[Records from a data collection]
+ + + + + + +
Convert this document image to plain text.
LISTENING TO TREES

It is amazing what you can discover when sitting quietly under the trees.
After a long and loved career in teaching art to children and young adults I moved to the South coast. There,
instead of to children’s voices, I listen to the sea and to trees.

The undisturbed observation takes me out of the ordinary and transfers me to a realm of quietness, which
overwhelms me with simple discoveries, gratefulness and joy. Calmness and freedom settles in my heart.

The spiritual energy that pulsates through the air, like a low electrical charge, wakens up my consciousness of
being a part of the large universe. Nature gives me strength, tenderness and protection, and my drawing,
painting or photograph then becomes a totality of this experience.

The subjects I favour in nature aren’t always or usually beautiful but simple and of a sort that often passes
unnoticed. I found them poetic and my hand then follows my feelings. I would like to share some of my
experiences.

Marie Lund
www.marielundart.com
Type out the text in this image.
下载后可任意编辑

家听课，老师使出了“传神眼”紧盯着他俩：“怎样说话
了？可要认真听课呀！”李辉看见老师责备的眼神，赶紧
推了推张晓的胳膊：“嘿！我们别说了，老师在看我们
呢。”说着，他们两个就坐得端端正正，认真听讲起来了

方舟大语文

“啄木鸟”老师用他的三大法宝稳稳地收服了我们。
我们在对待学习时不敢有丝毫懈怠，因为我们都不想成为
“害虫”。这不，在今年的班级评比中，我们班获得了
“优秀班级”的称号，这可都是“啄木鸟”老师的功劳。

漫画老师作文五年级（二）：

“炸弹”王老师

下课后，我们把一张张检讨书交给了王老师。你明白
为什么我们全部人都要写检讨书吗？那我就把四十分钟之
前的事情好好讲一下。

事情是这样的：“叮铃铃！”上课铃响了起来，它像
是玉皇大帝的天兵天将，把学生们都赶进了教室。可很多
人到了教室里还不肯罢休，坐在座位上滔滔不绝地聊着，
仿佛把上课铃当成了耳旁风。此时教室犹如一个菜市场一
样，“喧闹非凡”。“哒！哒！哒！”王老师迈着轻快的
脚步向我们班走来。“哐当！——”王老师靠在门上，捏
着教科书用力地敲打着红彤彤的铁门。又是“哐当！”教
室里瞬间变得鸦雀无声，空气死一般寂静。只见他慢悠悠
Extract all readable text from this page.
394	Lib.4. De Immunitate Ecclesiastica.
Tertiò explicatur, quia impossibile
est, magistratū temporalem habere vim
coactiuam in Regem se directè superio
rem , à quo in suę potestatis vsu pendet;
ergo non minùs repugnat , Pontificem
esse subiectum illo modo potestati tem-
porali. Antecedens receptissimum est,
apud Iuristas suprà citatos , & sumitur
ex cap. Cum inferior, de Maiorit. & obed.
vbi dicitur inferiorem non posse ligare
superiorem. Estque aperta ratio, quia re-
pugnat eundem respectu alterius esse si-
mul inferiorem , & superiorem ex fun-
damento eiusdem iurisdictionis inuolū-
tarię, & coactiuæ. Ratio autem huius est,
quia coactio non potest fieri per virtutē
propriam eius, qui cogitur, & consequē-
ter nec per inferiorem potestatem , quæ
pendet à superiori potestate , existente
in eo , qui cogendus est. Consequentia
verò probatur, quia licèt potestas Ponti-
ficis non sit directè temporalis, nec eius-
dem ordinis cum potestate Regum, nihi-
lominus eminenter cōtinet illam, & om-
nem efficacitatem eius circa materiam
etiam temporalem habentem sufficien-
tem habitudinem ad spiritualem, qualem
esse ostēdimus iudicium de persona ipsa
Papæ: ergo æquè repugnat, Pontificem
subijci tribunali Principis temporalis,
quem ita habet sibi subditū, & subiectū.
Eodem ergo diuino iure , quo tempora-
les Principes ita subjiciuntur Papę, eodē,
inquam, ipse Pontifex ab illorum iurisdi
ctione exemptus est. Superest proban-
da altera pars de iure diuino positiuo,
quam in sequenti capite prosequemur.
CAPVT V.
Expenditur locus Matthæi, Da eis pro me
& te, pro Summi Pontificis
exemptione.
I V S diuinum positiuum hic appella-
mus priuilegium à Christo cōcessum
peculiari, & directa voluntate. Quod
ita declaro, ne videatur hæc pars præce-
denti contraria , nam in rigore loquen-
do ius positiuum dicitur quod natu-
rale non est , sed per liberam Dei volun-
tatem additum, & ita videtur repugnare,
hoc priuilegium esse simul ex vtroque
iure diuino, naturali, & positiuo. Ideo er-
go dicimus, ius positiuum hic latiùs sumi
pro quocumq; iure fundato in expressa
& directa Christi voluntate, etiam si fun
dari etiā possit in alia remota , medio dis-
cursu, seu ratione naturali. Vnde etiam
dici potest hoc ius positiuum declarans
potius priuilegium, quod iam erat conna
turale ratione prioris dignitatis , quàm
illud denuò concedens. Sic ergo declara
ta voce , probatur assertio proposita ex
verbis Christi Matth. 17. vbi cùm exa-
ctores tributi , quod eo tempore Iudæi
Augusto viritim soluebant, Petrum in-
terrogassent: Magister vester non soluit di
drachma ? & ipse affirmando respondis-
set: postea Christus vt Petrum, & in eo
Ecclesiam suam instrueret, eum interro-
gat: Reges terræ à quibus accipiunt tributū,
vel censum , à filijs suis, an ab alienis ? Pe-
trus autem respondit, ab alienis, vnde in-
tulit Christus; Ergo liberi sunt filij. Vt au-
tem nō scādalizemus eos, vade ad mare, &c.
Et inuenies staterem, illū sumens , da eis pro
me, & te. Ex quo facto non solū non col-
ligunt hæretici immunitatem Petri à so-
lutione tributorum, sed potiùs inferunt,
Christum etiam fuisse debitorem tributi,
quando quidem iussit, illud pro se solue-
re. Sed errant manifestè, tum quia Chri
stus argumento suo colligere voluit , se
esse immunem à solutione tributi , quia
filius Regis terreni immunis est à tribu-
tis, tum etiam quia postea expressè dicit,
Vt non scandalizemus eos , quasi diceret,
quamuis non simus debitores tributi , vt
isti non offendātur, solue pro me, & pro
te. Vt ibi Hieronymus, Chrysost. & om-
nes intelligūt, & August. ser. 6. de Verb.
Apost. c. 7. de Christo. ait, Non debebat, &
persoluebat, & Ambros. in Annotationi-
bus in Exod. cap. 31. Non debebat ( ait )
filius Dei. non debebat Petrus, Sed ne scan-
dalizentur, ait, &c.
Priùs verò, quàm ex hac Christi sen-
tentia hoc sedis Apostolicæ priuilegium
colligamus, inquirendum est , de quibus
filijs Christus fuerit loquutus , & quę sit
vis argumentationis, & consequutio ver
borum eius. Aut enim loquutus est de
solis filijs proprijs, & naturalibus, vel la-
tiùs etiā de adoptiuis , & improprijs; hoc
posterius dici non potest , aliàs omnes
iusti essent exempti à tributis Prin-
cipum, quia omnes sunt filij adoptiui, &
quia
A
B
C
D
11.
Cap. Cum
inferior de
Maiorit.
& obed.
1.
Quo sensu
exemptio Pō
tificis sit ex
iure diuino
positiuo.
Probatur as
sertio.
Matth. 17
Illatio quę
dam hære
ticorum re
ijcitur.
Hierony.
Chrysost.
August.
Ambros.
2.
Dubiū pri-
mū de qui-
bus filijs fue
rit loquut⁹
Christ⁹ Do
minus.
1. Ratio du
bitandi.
+ + + + + + +
Problem description: From the records above, extract every entry verbatim.

Problem solution:
Convert this document image to plain text.
LISTENING TO TREES

It is amazing what you can discover when sitting quietly under the trees.
After a long and loved career in teaching art to children and young adults I moved to the South coast. There,
instead of to children’s voices, I listen to the sea and to trees.

The undisturbed observation takes me out of the ordinary and transfers me to a realm of quietness, which
overwhelms me with simple discoveries, gratefulness and joy. Calmness and freedom settles in my heart.

The spiritual energy that pulsates through the air, like a low electrical charge, wakens up my consciousness of
being a part of the large universe. Nature gives me strength, tenderness and protection, and my drawing,
painting or photograph then becomes a totality of this experience.

The subjects I favour in nature aren’t always or usually beautiful but simple and of a sort that often passes
unnoticed. I found them poetic and my hand then follows my feelings. I would like to share some of my
experiences.

Marie Lund
www.marielundart.com
Type out the text in this image.
下载后可任意编辑

家听课，老师使出了“传神眼”紧盯着他俩：“怎样说话
了？可要认真听课呀！”李辉看见老师责备的眼神，赶紧
推了推张晓的胳膊：“嘿！我们别说了，老师在看我们
呢。”说着，他们两个就坐得端端正正，认真听讲起来了

方舟大语文

“啄木鸟”老师用他的三大法宝稳稳地收服了我们。
我们在对待学习时不敢有丝毫懈怠，因为我们都不想成为
“害虫”。这不，在今年的班级评比中，我们班获得了
“优秀班级”的称号，这可都是“啄木鸟”老师的功劳。

漫画老师作文五年级（二）：

“炸弹”王老师

下课后，我们把一张张检讨书交给了王老师。你明白
为什么我们全部人都要写检讨书吗？那我就把四十分钟之
前的事情好好讲一下。

事情是这样的：“叮铃铃！”上课铃响了起来，它像
是玉皇大帝的天兵天将，把学生们都赶进了教室。可很多
人到了教室里还不肯罢休，坐在座位上滔滔不绝地聊着，
仿佛把上课铃当成了耳旁风。此时教室犹如一个菜市场一
样，“喧闹非凡”。“哒！哒！哒！”王老师迈着轻快的
脚步向我们班走来。“哐当！——”王老师靠在门上，捏
着教科书用力地敲打着红彤彤的铁门。又是“哐当！”教
室里瞬间变得鸦雀无声，空气死一般寂静。只见他慢悠悠
Extract all readable text from this page.
394	Lib.4. De Immunitate Ecclesiastica.
Tertiò explicatur, quia impossibile
est, magistratū temporalem habere vim
coactiuam in Regem se directè superio
rem , à quo in suę potestatis vsu pendet;
ergo non minùs repugnat , Pontificem
esse subiectum illo modo potestati tem-
porali. Antecedens receptissimum est,
apud Iuristas suprà citatos , & sumitur
ex cap. Cum inferior, de Maiorit. & obed.
vbi dicitur inferiorem non posse ligare
superiorem. Estque aperta ratio, quia re-
pugnat eundem respectu alterius esse si-
mul inferiorem , & superiorem ex fun-
damento eiusdem iurisdictionis inuolū-
tarię, & coactiuæ. Ratio autem huius est,
quia coactio non potest fieri per virtutē
propriam eius, qui cogitur, & consequē-
ter nec per inferiorem potestatem , quæ
pendet à superiori potestate , existente
in eo , qui cogendus est. Consequentia
verò probatur, quia licèt potestas Ponti-
ficis non sit directè temporalis, nec eius-
dem ordinis cum potestate Regum, nihi-
lominus eminenter cōtinet illam, & om-
nem efficacitatem eius circa materiam
etiam temporalem habentem sufficien-
tem habitudinem ad spiritualem, qualem
esse ostēdimus iudicium de persona ipsa
Papæ: ergo æquè repugnat, Pontificem
subijci tribunali Principis temporalis,
quem ita habet sibi subditū, & subiectū.
Eodem ergo diuino iure , quo tempora-
les Principes ita subjiciuntur Papę, eodē,
inquam, ipse Pontifex ab illorum iurisdi
ctione exemptus est. Superest proban-
da altera pars de iure diuino positiuo,
quam in sequenti capite prosequemur.
CAPVT V.
Expenditur locus Matthæi, Da eis pro me
& te, pro Summi Pontificis
exemptione.
I V S diuinum positiuum hic appella-
mus priuilegium à Christo cōcessum
peculiari, & directa voluntate. Quod
ita declaro, ne videatur hæc pars præce-
denti contraria , nam in rigore loquen-
do ius positiuum dicitur quod natu-
rale non est , sed per liberam Dei volun-
tatem additum, & ita videtur repugnare,
hoc priuilegium esse simul ex vtroque
iure diuino, naturali, & positiuo. Ideo er-
go dicimus, ius positiuum hic latiùs sumi
pro quocumq; iure fundato in expressa
& directa Christi voluntate, etiam si fun
dari etiā possit in alia remota , medio dis-
cursu, seu ratione naturali. Vnde etiam
dici potest hoc ius positiuum declarans
potius priuilegium, quod iam erat conna
turale ratione prioris dignitatis , quàm
illud denuò concedens. Sic ergo declara
ta voce , probatur assertio proposita ex
verbis Christi Matth. 17. vbi cùm exa-
ctores tributi , quod eo tempore Iudæi
Augusto viritim soluebant, Petrum in-
terrogassent: Magister vester non soluit di
drachma ? & ipse affirmando respondis-
set: postea Christus vt Petrum, & in eo
Ecclesiam suam instrueret, eum interro-
gat: Reges terræ à quibus accipiunt tributū,
vel censum , à filijs suis, an ab alienis ? Pe-
trus autem respondit, ab alienis, vnde in-
tulit Christus; Ergo liberi sunt filij. Vt au-
tem nō scādalizemus eos, vade ad mare, &c.
Et inuenies staterem, illū sumens , da eis pro
me, & te. Ex quo facto non solū non col-
ligunt hæretici immunitatem Petri à so-
lutione tributorum, sed potiùs inferunt,
Christum etiam fuisse debitorem tributi,
quando quidem iussit, illud pro se solue-
re. Sed errant manifestè, tum quia Chri
stus argumento suo colligere voluit , se
esse immunem à solutione tributi , quia
filius Regis terreni immunis est à tribu-
tis, tum etiam quia postea expressè dicit,
Vt non scandalizemus eos , quasi diceret,
quamuis non simus debitores tributi , vt
isti non offendātur, solue pro me, & pro
te. Vt ibi Hieronymus, Chrysost. & om-
nes intelligūt, & August. ser. 6. de Verb.
Apost. c. 7. de Christo. ait, Non debebat, &
persoluebat, & Ambros. in Annotationi-
bus in Exod. cap. 31. Non debebat ( ait )
filius Dei. non debebat Petrus, Sed ne scan-
dalizentur, ait, &c.
Priùs verò, quàm ex hac Christi sen-
tentia hoc sedis Apostolicæ priuilegium
colligamus, inquirendum est , de quibus
filijs Christus fuerit loquutus , & quę sit
vis argumentationis, & consequutio ver
borum eius. Aut enim loquutus est de
solis filijs proprijs, & naturalibus, vel la-
tiùs etiā de adoptiuis , & improprijs; hoc
posterius dici non potest , aliàs omnes
iusti essent exempti à tributis Prin-
cipum, quia omnes sunt filij adoptiui, &
quia
A
B
C
D
11.
Cap. Cum
inferior de
Maiorit.
& obed.
1.
Quo sensu
exemptio Pō
tificis sit ex
iure diuino
positiuo.
Probatur as
sertio.
Matth. 17
Illatio quę
dam hære
ticorum re
ijcitur.
Hierony.
Chrysost.
August.
Ambros.
2.
Dubiū pri-
mū de qui-
bus filijs fue
rit loquut⁹
Christ⁹ Do
minus.
1. Ratio du
bitandi.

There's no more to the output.